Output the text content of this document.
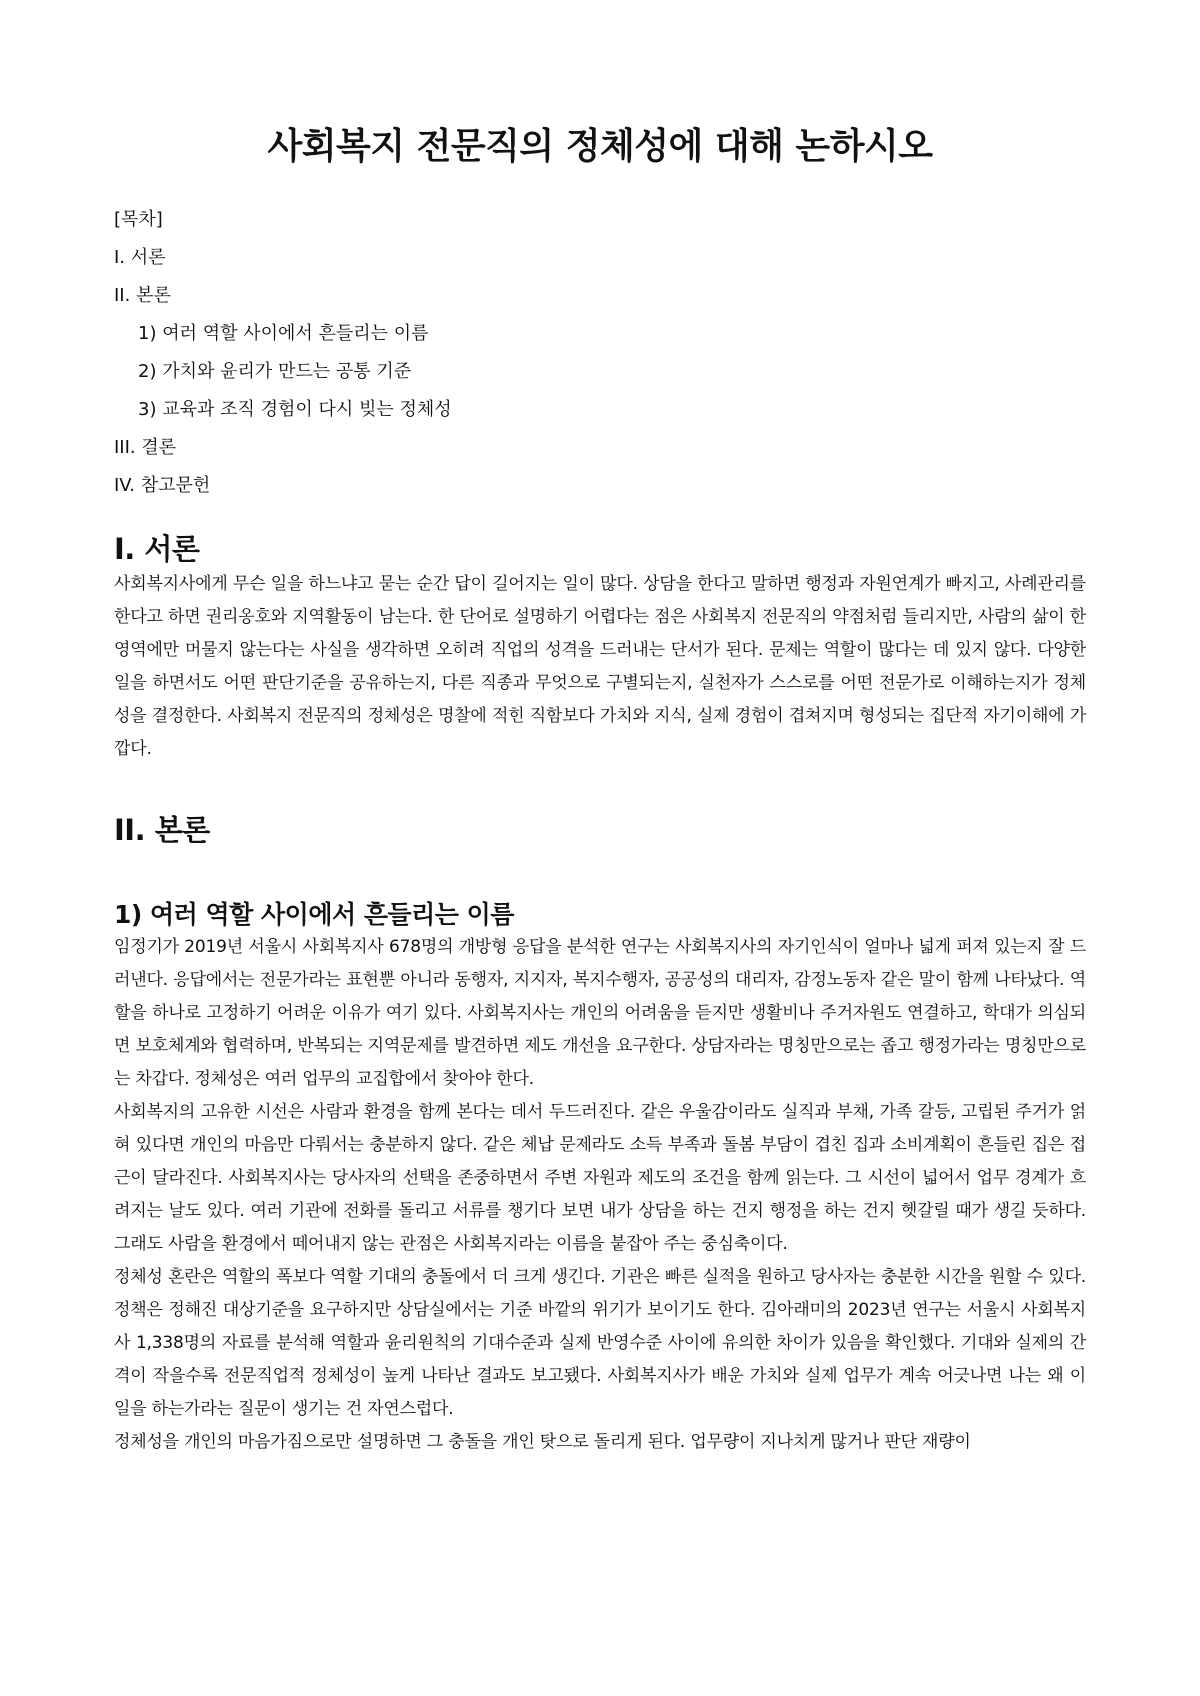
사회복지 전문직의 정체성에 대해 논하시오
[목차]
I. 서론
II. 본론
1) 여러 역할 사이에서 흔들리는 이름
2) 가치와 윤리가 만드는 공통 기준
3) 교육과 조직 경험이 다시 빚는 정체성
III. 결론
IV. 참고문헌
I. 서론

사회복지사에게 무슨 일을 하느냐고 묻는 순간 답이 길어지는 일이 많다. 상담을 한다고 말하면 행정과 자원연계가 빠지고, 사례관리를 한다고 하면 권리옹호와 지역활동이 남는다. 한 단어로 설명하기 어렵다는 점은 사회복지 전문직의 약점처럼 들리지만, 사람의 삶이 한 영역에만 머물지 않는다는 사실을 생각하면 오히려 직업의 성격을 드러내는 단서가 된다. 문제는 역할이 많다는 데 있지 않다. 다양한 일을 하면서도 어떤 판단기준을 공유하는지, 다른 직종과 무엇으로 구별되는지, 실천자가 스스로를 어떤 전문가로 이해하는지가 정체성을 결정한다. 사회복지 전문직의 정체성은 명찰에 적힌 직함보다 가치와 지식, 실제 경험이 겹쳐지며 형성되는 집단적 자기이해에 가깝다.

II. 본론
1) 여러 역할 사이에서 흔들리는 이름

임정기가 2019년 서울시 사회복지사 678명의 개방형 응답을 분석한 연구는 사회복지사의 자기인식이 얼마나 넓게 퍼져 있는지 잘 드러낸다. 응답에서는 전문가라는 표현뿐 아니라 동행자, 지지자, 복지수행자, 공공성의 대리자, 감정노동자 같은 말이 함께 나타났다. 역할을 하나로 고정하기 어려운 이유가 여기 있다. 사회복지사는 개인의 어려움을 듣지만 생활비나 주거자원도 연결하고, 학대가 의심되면 보호체계와 협력하며, 반복되는 지역문제를 발견하면 제도 개선을 요구한다. 상담자라는 명칭만으로는 좁고 행정가라는 명칭만으로는 차갑다. 정체성은 여러 업무의 교집합에서 찾아야 한다.

사회복지의 고유한 시선은 사람과 환경을 함께 본다는 데서 두드러진다. 같은 우울감이라도 실직과 부채, 가족 갈등, 고립된 주거가 얽혀 있다면 개인의 마음만 다뤄서는 충분하지 않다. 같은 체납 문제라도 소득 부족과 돌봄 부담이 겹친 집과 소비계획이 흔들린 집은 접근이 달라진다. 사회복지사는 당사자의 선택을 존중하면서 주변 자원과 제도의 조건을 함께 읽는다. 그 시선이 넓어서 업무 경계가 흐려지는 날도 있다. 여러 기관에 전화를 돌리고 서류를 챙기다 보면 내가 상담을 하는 건지 행정을 하는 건지 헷갈릴 때가 생길 듯하다. 그래도 사람을 환경에서 떼어내지 않는 관점은 사회복지라는 이름을 붙잡아 주는 중심축이다.

정체성 혼란은 역할의 폭보다 역할 기대의 충돌에서 더 크게 생긴다. 기관은 빠른 실적을 원하고 당사자는 충분한 시간을 원할 수 있다. 정책은 정해진 대상기준을 요구하지만 상담실에서는 기준 바깥의 위기가 보이기도 한다. 김아래미의 2023년 연구는 서울시 사회복지사 1,338명의 자료를 분석해 역할과 윤리원칙의 기대수준과 실제 반영수준 사이에 유의한 차이가 있음을 확인했다. 기대와 실제의 간격이 작을수록 전문직업적 정체성이 높게 나타난 결과도 보고됐다. 사회복지사가 배운 가치와 실제 업무가 계속 어긋나면 나는 왜 이 일을 하는가라는 질문이 생기는 건 자연스럽다.

정체성을 개인의 마음가짐으로만 설명하면 그 충돌을 개인 탓으로 돌리게 된다. 업무량이 지나치게 많거나 판단 재량이
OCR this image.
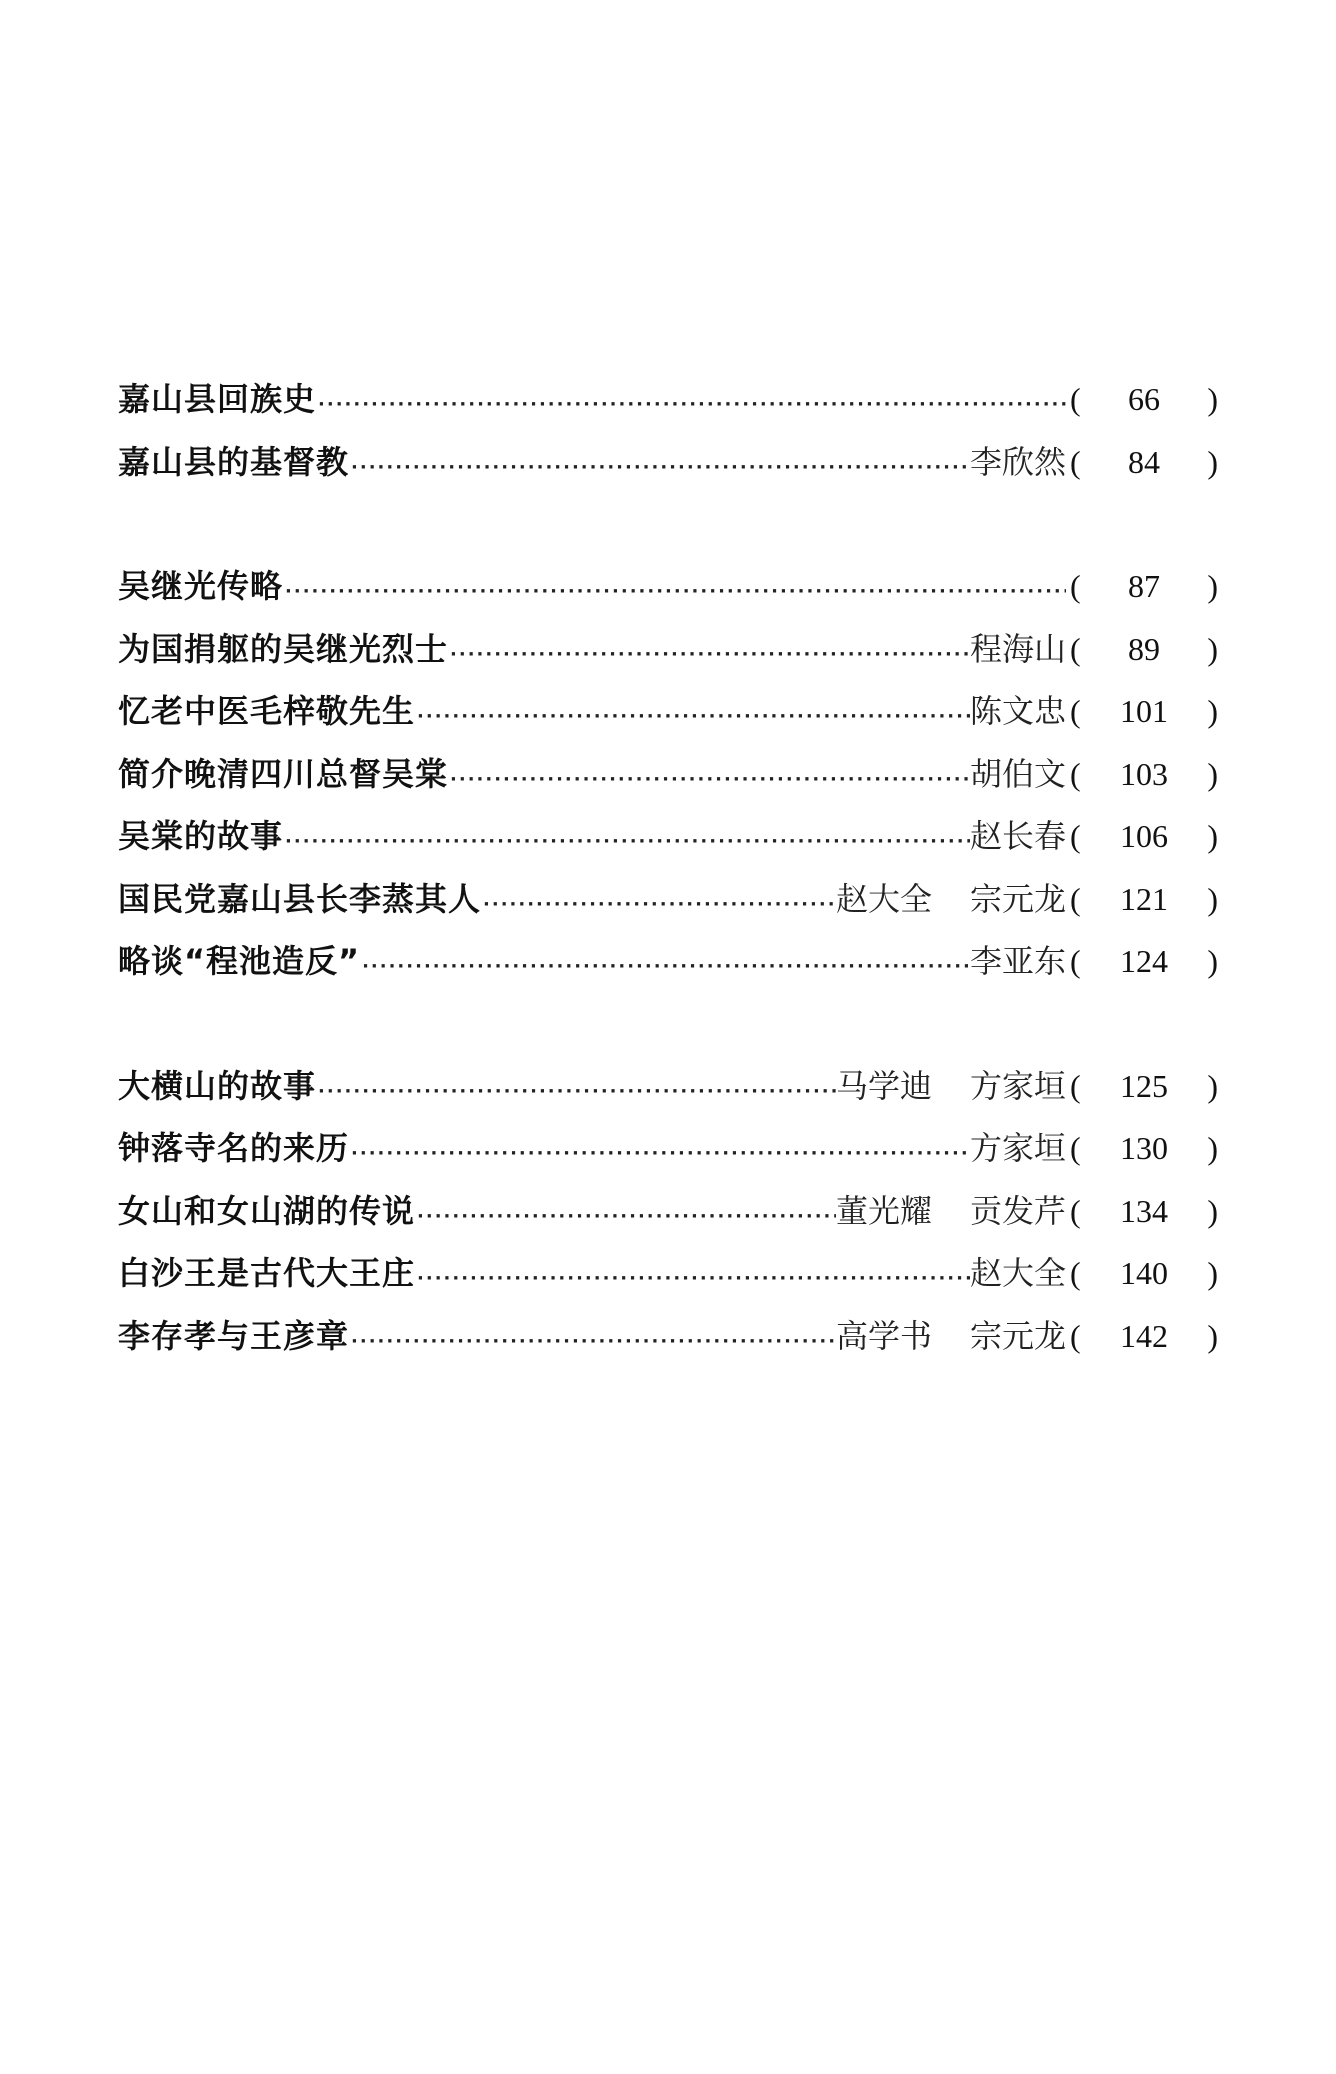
嘉山县回族史 ·····	(	66	)
嘉山县的基督教 ·····	李欣然 (	84	)
吴继光传略 ·····	(	87	)
为国捐躯的吴继光烈士 ·····	程海山 (	89	)
忆老中医毛梓敬先生 ·····	陈文忠 (	101	)
简介晚清四川总督吴棠 ·····	胡伯文 (	103	)
吴棠的故事 ·····	赵长春 (	106	)
国民党嘉山县长李蒸其人 ·····	赵大全 宗元龙 (	121	)
略谈“程池造反” ·····	李亚东 (	124	)
大横山的故事 ·····	马学迪 方家垣 (	125	)
钟落寺名的来历 ·····	方家垣 (	130	)
女山和女山湖的传说 ·····	董光耀 贡发芹 (	134	)
白沙王是古代大王庄 ·····	赵大全 (	140	)
李存孝与王彦章 ·····	高学书 宗元龙 (	142	)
******************************
Go through the data and count each line that has the word "this", then give the total alone.

Exercise answer. 2